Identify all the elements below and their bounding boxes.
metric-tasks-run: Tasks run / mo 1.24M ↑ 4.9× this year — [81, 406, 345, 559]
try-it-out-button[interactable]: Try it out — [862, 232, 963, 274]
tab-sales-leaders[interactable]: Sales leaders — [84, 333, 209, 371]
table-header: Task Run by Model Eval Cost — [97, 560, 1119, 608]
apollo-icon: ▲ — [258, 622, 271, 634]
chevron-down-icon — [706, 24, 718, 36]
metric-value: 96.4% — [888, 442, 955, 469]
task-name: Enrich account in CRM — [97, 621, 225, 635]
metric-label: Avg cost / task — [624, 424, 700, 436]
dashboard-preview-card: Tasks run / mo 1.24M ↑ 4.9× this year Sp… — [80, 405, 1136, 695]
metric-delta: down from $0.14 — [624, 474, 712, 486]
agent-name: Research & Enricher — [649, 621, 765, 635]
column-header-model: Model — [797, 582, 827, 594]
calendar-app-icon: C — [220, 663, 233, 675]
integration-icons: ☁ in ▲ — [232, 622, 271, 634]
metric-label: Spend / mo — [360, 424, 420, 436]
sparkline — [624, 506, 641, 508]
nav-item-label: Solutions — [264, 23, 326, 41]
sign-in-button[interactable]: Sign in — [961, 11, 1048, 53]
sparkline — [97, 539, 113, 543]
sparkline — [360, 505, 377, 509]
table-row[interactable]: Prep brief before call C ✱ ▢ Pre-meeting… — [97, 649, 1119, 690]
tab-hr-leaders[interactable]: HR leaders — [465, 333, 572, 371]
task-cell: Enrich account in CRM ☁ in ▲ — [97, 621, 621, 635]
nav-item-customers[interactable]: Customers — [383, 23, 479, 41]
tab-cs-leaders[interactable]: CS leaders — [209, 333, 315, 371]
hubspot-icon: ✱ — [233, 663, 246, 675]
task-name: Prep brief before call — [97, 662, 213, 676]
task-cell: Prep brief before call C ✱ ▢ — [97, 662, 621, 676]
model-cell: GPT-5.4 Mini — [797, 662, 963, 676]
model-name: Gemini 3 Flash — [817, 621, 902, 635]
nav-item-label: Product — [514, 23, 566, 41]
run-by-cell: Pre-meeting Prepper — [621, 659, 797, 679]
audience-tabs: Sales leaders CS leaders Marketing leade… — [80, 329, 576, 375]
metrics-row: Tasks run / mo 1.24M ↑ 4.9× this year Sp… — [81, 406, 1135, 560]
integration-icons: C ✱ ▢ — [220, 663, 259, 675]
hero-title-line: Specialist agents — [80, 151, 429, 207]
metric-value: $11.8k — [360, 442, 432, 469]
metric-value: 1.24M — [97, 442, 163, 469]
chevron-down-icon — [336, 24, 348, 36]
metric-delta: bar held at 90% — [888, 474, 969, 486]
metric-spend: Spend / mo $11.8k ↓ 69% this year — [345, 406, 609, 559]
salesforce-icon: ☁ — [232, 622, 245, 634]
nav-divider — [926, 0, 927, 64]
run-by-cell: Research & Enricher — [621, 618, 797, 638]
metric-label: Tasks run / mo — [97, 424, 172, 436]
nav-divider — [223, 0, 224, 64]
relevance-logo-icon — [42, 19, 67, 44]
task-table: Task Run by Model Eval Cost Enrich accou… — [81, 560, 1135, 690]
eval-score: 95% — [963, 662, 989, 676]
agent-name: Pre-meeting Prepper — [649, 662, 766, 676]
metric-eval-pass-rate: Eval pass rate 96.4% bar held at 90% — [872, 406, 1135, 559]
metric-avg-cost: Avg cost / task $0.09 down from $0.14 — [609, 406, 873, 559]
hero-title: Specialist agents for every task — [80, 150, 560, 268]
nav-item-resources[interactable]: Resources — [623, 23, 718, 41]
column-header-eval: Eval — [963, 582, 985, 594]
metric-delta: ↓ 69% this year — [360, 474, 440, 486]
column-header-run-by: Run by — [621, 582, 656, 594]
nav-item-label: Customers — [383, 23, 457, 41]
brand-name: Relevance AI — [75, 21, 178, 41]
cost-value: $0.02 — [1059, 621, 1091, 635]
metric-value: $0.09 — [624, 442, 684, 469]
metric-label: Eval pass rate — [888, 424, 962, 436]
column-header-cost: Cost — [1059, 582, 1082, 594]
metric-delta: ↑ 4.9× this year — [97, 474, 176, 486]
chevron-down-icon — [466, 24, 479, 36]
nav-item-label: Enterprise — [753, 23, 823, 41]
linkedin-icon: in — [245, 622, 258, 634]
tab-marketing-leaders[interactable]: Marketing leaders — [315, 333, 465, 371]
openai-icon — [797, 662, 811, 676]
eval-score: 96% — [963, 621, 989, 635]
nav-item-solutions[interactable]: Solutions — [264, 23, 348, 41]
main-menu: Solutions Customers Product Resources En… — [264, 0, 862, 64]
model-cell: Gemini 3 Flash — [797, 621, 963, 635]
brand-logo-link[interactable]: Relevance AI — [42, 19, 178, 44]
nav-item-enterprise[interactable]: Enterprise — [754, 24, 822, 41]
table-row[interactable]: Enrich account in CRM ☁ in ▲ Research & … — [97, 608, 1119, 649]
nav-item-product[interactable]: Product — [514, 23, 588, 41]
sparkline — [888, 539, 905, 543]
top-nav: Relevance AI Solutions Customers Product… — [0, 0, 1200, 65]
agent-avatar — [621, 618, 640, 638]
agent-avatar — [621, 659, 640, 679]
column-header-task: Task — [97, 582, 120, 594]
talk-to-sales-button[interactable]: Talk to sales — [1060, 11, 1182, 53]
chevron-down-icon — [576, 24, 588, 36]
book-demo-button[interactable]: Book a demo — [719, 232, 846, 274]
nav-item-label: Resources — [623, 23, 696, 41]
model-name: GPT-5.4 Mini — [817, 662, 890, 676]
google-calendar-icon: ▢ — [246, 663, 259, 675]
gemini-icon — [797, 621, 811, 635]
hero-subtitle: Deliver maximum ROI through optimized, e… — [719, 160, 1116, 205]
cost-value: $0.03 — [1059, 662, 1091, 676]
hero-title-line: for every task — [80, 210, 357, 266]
==
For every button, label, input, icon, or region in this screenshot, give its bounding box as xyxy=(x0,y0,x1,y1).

### WHAT IS NEEDED
Rewrite the lines from the one containing "Identify all the" through the one containing "task-name: Enrich account" as a Markdown table with the columns Number and Line. Omit blank lines.

### EXERCISE RESULT
| Number | Line |
|---|---|
| 1 | Identify all the elements below and their bounding boxes. |
| 2 | metric-tasks-run: Tasks run / mo 1.24M ↑ 4.9× this year — [81, 406, 345, 559] |
| 3 | try-it-out-button[interactable]: Try it out — [862, 232, 963, 274] |
| 4 | tab-sales-leaders[interactable]: Sales leaders — [84, 333, 209, 371] |
| 5 | table-header: Task Run by Model Eval Cost — [97, 560, 1119, 608] |
| 6 | apollo-icon: ▲ — [258, 622, 271, 634] |
| 7 | chevron-down-icon — [706, 24, 718, 36] |
| 8 | metric-value: 96.4% — [888, 442, 955, 469] |
| 9 | task-name: Enrich account in CRM — [97, 621, 225, 635] |